## Task objective
Print the full listing exactly.

Entries from a dataset
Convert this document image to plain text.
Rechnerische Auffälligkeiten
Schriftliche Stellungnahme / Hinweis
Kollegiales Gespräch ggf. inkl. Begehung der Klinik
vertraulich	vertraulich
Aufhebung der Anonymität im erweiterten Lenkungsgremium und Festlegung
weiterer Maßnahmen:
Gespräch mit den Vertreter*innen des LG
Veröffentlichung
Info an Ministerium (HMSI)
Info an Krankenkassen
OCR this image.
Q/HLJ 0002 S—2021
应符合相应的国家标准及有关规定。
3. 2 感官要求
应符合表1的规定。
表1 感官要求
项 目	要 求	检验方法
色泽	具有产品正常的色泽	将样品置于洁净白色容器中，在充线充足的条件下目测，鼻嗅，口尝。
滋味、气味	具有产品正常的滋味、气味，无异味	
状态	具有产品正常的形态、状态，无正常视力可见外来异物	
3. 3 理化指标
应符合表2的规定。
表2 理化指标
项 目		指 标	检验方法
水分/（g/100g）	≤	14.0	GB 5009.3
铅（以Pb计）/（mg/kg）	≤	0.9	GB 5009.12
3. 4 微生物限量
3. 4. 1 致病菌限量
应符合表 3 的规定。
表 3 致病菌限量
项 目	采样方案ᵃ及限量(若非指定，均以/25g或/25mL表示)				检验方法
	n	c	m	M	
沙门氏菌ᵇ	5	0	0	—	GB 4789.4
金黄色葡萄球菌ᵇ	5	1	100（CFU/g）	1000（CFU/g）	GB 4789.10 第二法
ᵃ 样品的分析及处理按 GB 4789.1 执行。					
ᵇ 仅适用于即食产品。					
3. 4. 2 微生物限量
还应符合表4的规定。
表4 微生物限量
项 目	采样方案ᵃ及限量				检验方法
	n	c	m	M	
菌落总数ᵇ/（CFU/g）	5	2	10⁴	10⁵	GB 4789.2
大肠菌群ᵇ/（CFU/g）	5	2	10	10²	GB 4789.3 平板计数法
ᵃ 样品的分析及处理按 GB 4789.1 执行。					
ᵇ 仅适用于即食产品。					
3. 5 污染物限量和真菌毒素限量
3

## Answer to the exercise
Convert this document image to plain text.
Rechnerische Auffälligkeiten
Schriftliche Stellungnahme / Hinweis
Kollegiales Gespräch ggf. inkl. Begehung der Klinik
vertraulich	vertraulich
Aufhebung der Anonymität im erweiterten Lenkungsgremium und Festlegung
weiterer Maßnahmen:
Gespräch mit den Vertreter*innen des LG
Veröffentlichung
Info an Ministerium (HMSI)
Info an Krankenkassen
OCR this image.
Q/HLJ 0002 S—2021
应符合相应的国家标准及有关规定。
3. 2 感官要求
应符合表1的规定。
表1 感官要求
项 目	要 求	检验方法
色泽	具有产品正常的色泽	将样品置于洁净白色容器中，在充线充足的条件下目测，鼻嗅，口尝。
滋味、气味	具有产品正常的滋味、气味，无异味	
状态	具有产品正常的形态、状态，无正常视力可见外来异物	
3. 3 理化指标
应符合表2的规定。
表2 理化指标
项 目		指 标	检验方法
水分/（g/100g）	≤	14.0	GB 5009.3
铅（以Pb计）/（mg/kg）	≤	0.9	GB 5009.12
3. 4 微生物限量
3. 4. 1 致病菌限量
应符合表 3 的规定。
表 3 致病菌限量
项 目	采样方案ᵃ及限量(若非指定，均以/25g或/25mL表示)				检验方法
	n	c	m	M	
沙门氏菌ᵇ	5	0	0	—	GB 4789.4
金黄色葡萄球菌ᵇ	5	1	100（CFU/g）	1000（CFU/g）	GB 4789.10 第二法
ᵃ 样品的分析及处理按 GB 4789.1 执行。					
ᵇ 仅适用于即食产品。					
3. 4. 2 微生物限量
还应符合表4的规定。
表4 微生物限量
项 目	采样方案ᵃ及限量				检验方法
	n	c	m	M	
菌落总数ᵇ/（CFU/g）	5	2	10⁴	10⁵	GB 4789.2
大肠菌群ᵇ/（CFU/g）	5	2	10	10²	GB 4789.3 平板计数法
ᵃ 样品的分析及处理按 GB 4789.1 执行。					
ᵇ 仅适用于即食产品。					
3. 5 污染物限量和真菌毒素限量
3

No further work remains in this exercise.